> _Brief_: Each record that follows should be repeated exactly, minus any images.

> _Data records_:
"""

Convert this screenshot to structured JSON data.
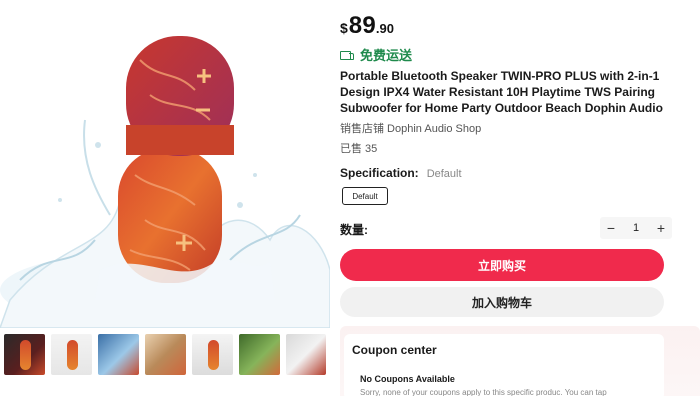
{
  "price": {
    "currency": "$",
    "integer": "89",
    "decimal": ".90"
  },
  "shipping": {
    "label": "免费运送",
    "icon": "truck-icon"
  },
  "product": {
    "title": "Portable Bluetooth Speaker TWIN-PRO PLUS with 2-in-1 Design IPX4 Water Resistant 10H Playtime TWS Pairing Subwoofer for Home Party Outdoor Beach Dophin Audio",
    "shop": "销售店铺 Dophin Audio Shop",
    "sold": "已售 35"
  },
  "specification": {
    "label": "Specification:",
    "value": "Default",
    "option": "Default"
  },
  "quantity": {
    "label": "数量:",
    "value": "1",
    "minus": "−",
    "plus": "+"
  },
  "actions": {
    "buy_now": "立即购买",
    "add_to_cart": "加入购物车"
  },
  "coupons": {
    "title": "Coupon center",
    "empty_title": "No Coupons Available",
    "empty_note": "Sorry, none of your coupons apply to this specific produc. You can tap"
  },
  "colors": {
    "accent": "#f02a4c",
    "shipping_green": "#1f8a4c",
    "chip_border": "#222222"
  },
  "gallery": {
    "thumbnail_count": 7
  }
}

"""

> _Output for this exercise_:
Convert this screenshot to structured JSON data.
{
  "price": {
    "currency": "$",
    "integer": "89",
    "decimal": ".90"
  },
  "shipping": {
    "label": "免费运送",
    "icon": "truck-icon"
  },
  "product": {
    "title": "Portable Bluetooth Speaker TWIN-PRO PLUS with 2-in-1 Design IPX4 Water Resistant 10H Playtime TWS Pairing Subwoofer for Home Party Outdoor Beach Dophin Audio",
    "shop": "销售店铺 Dophin Audio Shop",
    "sold": "已售 35"
  },
  "specification": {
    "label": "Specification:",
    "value": "Default",
    "option": "Default"
  },
  "quantity": {
    "label": "数量:",
    "value": "1",
    "minus": "−",
    "plus": "+"
  },
  "actions": {
    "buy_now": "立即购买",
    "add_to_cart": "加入购物车"
  },
  "coupons": {
    "title": "Coupon center",
    "empty_title": "No Coupons Available",
    "empty_note": "Sorry, none of your coupons apply to this specific produc. You can tap"
  },
  "colors": {
    "accent": "#f02a4c",
    "shipping_green": "#1f8a4c",
    "chip_border": "#222222"
  },
  "gallery": {
    "thumbnail_count": 7
  }
}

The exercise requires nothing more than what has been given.